> [STATED PROBLEM]: Wherever a line holds the string "ylabel", copy that line.

Excerpt from a dataset:
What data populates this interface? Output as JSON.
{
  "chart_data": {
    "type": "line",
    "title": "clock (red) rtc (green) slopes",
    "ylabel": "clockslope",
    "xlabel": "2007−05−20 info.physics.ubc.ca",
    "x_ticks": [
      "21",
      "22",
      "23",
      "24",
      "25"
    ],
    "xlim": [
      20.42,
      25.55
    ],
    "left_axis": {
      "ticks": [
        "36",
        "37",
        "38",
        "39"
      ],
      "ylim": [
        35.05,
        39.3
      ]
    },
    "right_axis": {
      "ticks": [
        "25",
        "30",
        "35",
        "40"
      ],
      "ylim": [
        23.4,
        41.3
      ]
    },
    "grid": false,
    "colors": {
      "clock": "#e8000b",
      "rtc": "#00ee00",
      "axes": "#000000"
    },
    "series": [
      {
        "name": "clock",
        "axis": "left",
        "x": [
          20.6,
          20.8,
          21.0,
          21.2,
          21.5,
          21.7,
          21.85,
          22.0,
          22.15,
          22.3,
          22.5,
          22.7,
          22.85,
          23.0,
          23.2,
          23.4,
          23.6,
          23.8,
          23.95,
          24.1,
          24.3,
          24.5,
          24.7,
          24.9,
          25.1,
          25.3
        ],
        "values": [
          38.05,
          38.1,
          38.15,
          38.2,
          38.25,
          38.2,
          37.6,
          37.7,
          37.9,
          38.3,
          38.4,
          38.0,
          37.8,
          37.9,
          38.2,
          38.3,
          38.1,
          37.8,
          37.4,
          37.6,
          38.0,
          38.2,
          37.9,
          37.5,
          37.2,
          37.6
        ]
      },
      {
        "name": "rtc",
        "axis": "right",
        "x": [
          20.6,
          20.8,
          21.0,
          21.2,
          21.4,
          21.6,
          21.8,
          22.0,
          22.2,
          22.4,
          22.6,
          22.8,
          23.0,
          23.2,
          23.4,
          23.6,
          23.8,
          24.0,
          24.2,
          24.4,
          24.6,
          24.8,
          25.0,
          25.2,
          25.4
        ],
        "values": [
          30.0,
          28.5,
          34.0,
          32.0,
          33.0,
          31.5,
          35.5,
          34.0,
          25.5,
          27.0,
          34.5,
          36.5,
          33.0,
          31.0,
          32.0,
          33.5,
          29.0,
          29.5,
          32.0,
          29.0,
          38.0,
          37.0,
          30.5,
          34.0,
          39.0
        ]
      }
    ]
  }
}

==

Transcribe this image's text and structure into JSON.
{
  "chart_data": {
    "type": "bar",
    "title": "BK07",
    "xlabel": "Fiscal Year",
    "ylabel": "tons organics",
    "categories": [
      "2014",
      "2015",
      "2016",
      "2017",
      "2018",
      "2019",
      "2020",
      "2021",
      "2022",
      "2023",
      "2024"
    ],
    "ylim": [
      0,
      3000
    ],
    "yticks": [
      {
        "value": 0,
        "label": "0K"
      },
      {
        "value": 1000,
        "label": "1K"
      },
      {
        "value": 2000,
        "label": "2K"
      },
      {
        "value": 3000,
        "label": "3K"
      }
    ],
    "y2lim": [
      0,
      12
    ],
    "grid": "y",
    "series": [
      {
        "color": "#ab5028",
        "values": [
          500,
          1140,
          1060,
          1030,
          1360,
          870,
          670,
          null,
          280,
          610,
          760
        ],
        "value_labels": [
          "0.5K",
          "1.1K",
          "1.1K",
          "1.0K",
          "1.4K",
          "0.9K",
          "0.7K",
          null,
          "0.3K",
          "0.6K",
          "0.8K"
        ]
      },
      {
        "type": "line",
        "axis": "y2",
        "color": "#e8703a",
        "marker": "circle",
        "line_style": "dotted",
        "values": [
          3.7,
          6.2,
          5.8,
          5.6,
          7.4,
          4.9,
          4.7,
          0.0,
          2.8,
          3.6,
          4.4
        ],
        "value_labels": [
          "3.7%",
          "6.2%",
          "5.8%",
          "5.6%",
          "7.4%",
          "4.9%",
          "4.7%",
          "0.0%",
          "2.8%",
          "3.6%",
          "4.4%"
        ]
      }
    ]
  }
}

> [FULL RESPONSE]:
    "ylabel": "clockslope",
    "ylabel": "tons organics",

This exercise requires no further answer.